• **What is needed**
Repeat every record below exactly, but leave out any pictures.

* begin Supplied data *

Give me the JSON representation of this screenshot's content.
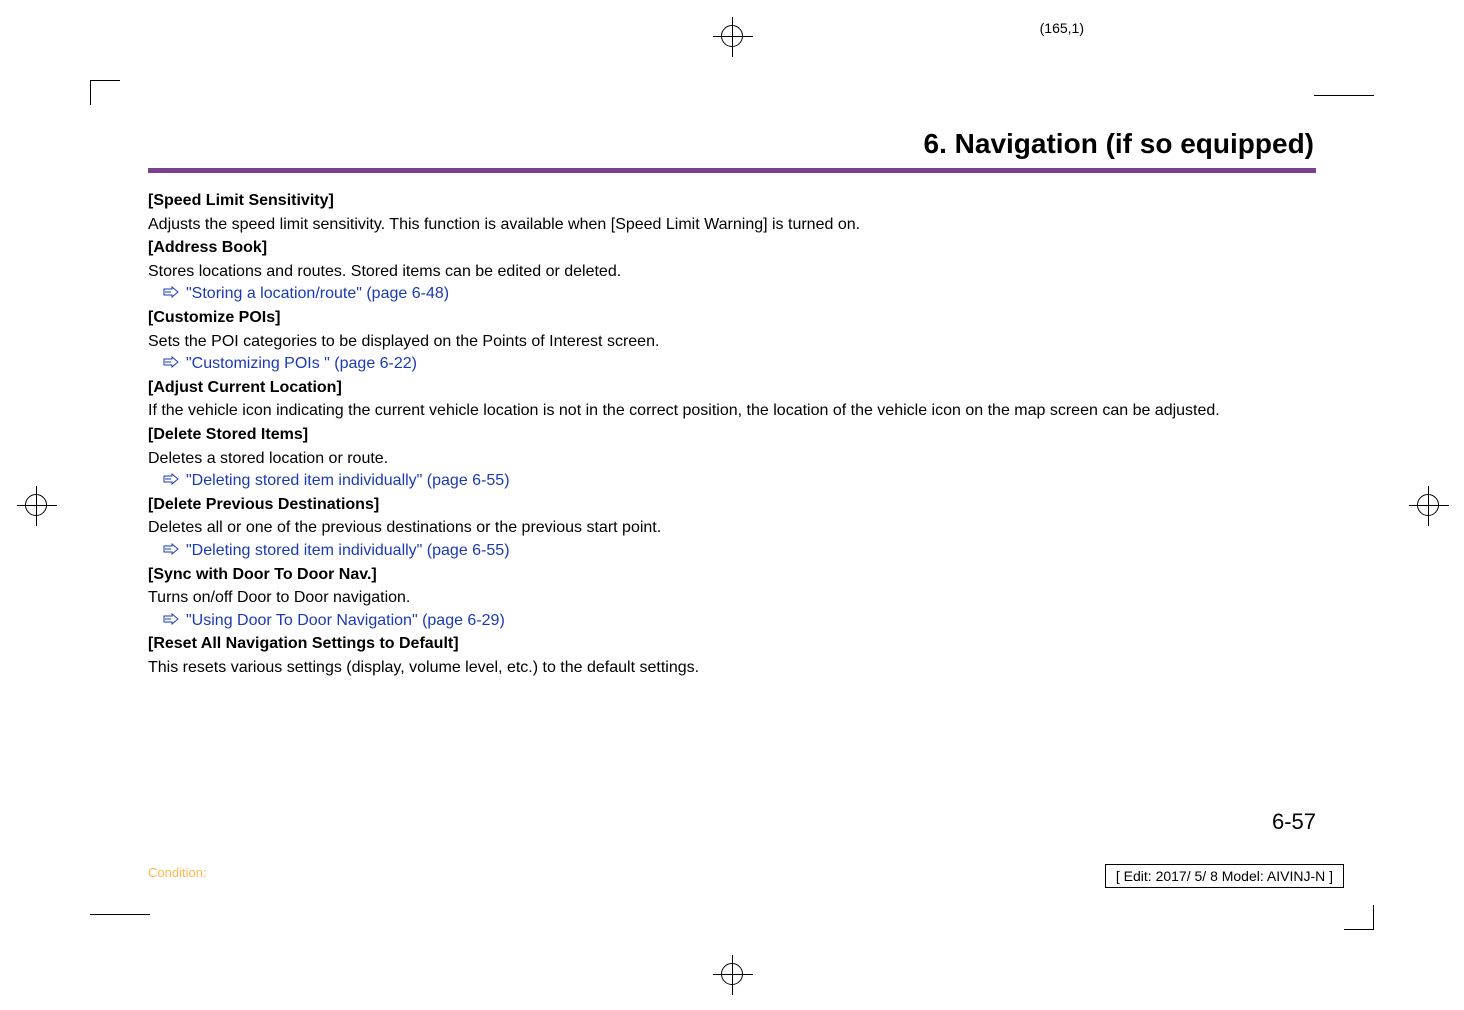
{
  "pageCoord": "(165,1)",
  "chapterTitle": "6. Navigation (if so equipped)",
  "sections": [
    {
      "head": "[Speed Limit Sensitivity]",
      "body": "Adjusts the speed limit sensitivity. This function is available when [Speed Limit Warning] is turned on.",
      "link": null
    },
    {
      "head": "[Address Book]",
      "body": "Stores locations and routes. Stored items can be edited or deleted.",
      "link": "\"Storing a location/route\" (page 6-48)"
    },
    {
      "head": "[Customize POIs]",
      "body": "Sets the POI categories to be displayed on the Points of Interest screen.",
      "link": "\"Customizing POIs \" (page 6-22)"
    },
    {
      "head": "[Adjust Current Location]",
      "body": "If the vehicle icon indicating the current vehicle location is not in the correct position, the location of the vehicle icon on the map screen can be adjusted.",
      "link": null
    },
    {
      "head": "[Delete Stored Items]",
      "body": "Deletes a stored location or route.",
      "link": "\"Deleting stored item individually\" (page 6-55)"
    },
    {
      "head": "[Delete Previous Destinations]",
      "body": "Deletes all or one of the previous destinations or the previous start point.",
      "link": "\"Deleting stored item individually\" (page 6-55)"
    },
    {
      "head": "[Sync with Door To Door Nav.]",
      "body": "Turns on/off Door to Door navigation.",
      "link": "\"Using Door To Door Navigation\" (page 6-29)"
    },
    {
      "head": "[Reset All Navigation Settings to Default]",
      "body": "This resets various settings (display, volume level, etc.) to the default settings.",
      "link": null
    }
  ],
  "pageNum": "6-57",
  "condition": "Condition:",
  "editBox": "[ Edit: 2017/ 5/ 8    Model: AIVINJ-N ]"
}
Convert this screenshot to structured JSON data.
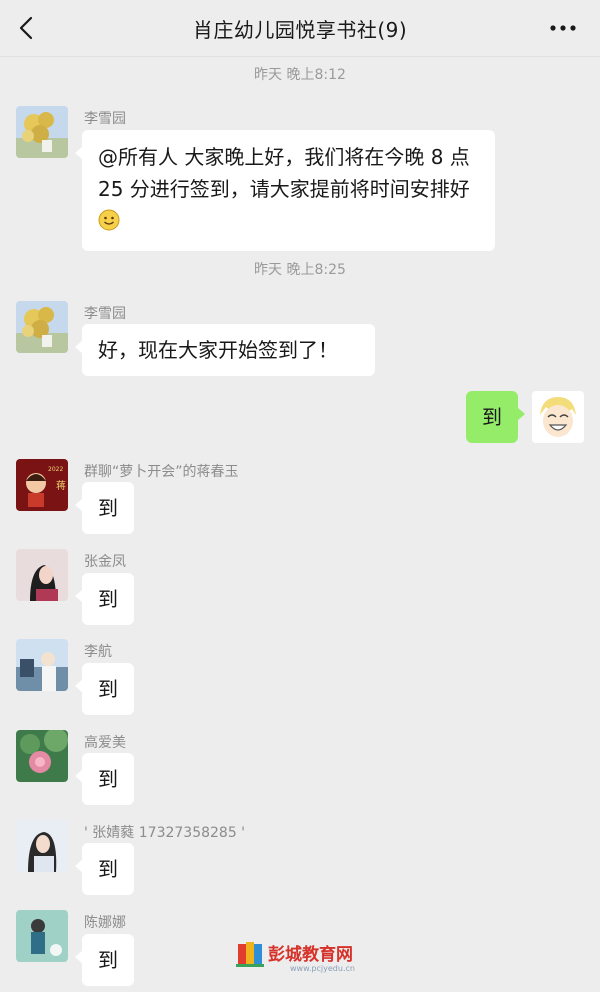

* end Supplied data *

• **Output**
Give me the JSON representation of this screenshot's content.
{
  "pageCoord": "(165,1)",
  "chapterTitle": "6. Navigation (if so equipped)",
  "sections": [
    {
      "head": "[Speed Limit Sensitivity]",
      "body": "Adjusts the speed limit sensitivity. This function is available when [Speed Limit Warning] is turned on.",
      "link": null
    },
    {
      "head": "[Address Book]",
      "body": "Stores locations and routes. Stored items can be edited or deleted.",
      "link": "\"Storing a location/route\" (page 6-48)"
    },
    {
      "head": "[Customize POIs]",
      "body": "Sets the POI categories to be displayed on the Points of Interest screen.",
      "link": "\"Customizing POIs \" (page 6-22)"
    },
    {
      "head": "[Adjust Current Location]",
      "body": "If the vehicle icon indicating the current vehicle location is not in the correct position, the location of the vehicle icon on the map screen can be adjusted.",
      "link": null
    },
    {
      "head": "[Delete Stored Items]",
      "body": "Deletes a stored location or route.",
      "link": "\"Deleting stored item individually\" (page 6-55)"
    },
    {
      "head": "[Delete Previous Destinations]",
      "body": "Deletes all or one of the previous destinations or the previous start point.",
      "link": "\"Deleting stored item individually\" (page 6-55)"
    },
    {
      "head": "[Sync with Door To Door Nav.]",
      "body": "Turns on/off Door to Door navigation.",
      "link": "\"Using Door To Door Navigation\" (page 6-29)"
    },
    {
      "head": "[Reset All Navigation Settings to Default]",
      "body": "This resets various settings (display, volume level, etc.) to the default settings.",
      "link": null
    }
  ],
  "pageNum": "6-57",
  "condition": "Condition:",
  "editBox": "[ Edit: 2017/ 5/ 8    Model: AIVINJ-N ]"
}
Convert this screenshot to structured JSON data.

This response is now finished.